-- Written request --
Return all lines that include the string "this".

+ + + + +

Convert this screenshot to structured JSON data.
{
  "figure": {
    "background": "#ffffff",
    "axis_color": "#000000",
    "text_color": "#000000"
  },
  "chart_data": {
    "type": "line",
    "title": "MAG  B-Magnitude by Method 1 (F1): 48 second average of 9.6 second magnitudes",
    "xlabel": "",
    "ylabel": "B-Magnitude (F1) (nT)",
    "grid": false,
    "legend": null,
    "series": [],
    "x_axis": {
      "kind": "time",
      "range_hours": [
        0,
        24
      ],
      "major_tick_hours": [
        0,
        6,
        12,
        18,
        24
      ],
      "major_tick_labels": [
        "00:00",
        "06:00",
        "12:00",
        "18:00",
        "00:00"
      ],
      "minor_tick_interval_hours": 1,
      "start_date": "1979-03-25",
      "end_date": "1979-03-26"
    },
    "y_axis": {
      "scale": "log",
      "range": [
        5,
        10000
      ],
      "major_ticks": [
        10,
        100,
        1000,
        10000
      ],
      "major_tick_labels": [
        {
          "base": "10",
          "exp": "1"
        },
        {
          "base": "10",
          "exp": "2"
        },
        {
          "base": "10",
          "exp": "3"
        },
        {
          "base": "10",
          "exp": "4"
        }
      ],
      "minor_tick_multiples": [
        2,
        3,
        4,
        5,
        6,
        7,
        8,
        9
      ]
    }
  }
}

+ + + + +

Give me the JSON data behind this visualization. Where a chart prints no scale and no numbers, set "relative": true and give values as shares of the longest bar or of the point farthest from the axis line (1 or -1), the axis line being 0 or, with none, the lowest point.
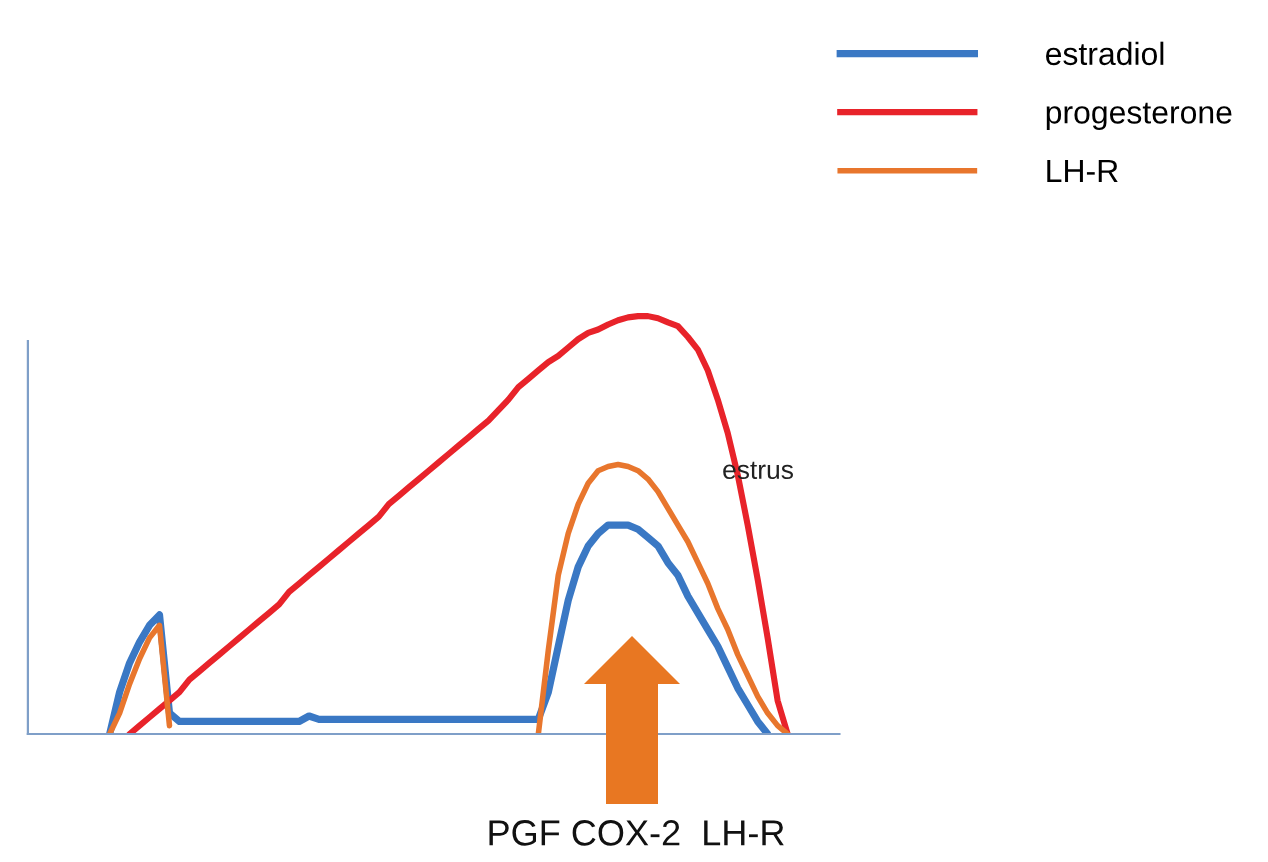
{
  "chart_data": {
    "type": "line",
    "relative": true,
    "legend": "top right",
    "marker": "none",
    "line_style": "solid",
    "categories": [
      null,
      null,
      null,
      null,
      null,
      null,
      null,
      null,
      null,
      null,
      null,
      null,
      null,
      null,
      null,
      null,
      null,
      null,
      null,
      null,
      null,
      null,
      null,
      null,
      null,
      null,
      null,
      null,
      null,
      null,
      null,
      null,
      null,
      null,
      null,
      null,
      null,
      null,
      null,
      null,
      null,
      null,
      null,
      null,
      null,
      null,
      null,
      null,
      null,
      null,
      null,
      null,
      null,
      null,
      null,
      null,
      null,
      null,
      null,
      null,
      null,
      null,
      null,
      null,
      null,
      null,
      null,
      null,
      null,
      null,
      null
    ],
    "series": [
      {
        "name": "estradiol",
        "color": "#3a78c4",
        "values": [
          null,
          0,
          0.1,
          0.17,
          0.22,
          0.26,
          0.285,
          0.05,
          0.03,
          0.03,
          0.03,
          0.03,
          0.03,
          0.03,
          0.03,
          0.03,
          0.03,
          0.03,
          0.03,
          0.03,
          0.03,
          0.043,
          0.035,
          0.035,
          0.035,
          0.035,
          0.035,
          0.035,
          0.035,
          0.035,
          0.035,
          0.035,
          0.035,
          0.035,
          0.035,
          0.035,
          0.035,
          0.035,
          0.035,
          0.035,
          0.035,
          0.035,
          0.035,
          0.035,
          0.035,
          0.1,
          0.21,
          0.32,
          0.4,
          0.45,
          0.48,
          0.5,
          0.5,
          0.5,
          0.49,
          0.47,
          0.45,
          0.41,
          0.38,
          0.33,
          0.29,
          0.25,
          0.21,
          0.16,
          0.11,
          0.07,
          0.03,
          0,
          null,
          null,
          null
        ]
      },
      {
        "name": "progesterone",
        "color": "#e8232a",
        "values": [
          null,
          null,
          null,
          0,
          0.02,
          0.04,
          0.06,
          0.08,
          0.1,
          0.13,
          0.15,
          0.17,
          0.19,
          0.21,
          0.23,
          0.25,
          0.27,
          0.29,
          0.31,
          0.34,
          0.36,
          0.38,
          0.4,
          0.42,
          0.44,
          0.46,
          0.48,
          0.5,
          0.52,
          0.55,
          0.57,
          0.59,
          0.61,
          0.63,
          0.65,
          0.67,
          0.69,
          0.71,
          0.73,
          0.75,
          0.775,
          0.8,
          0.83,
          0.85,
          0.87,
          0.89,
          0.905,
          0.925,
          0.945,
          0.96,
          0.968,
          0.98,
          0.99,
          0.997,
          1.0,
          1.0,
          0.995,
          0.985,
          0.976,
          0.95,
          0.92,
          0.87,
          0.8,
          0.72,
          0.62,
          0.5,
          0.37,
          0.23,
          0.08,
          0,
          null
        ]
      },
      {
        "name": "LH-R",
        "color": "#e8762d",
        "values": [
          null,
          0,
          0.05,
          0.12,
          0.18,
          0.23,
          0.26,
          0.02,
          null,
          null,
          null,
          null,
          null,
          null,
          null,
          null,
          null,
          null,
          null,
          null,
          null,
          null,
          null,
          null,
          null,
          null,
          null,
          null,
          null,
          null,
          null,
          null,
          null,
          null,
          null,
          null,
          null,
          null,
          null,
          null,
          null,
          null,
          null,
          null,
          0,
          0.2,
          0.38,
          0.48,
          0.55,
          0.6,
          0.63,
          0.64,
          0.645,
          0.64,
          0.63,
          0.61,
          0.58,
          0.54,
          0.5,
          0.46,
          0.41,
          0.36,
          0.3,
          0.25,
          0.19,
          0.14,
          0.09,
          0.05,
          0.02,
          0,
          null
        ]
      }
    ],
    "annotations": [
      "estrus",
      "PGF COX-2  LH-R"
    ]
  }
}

+ + + + +

-- Exercise solution --
Convert this screenshot to structured JSON data.
Give me the JSON data behind this visualization. Where a chart prints no scale and no numbers, set "relative": true and give values as shares of the longest bar or of the point farthest from the axis line (1 or -1), the axis line being 0 or, with none, the lowest point.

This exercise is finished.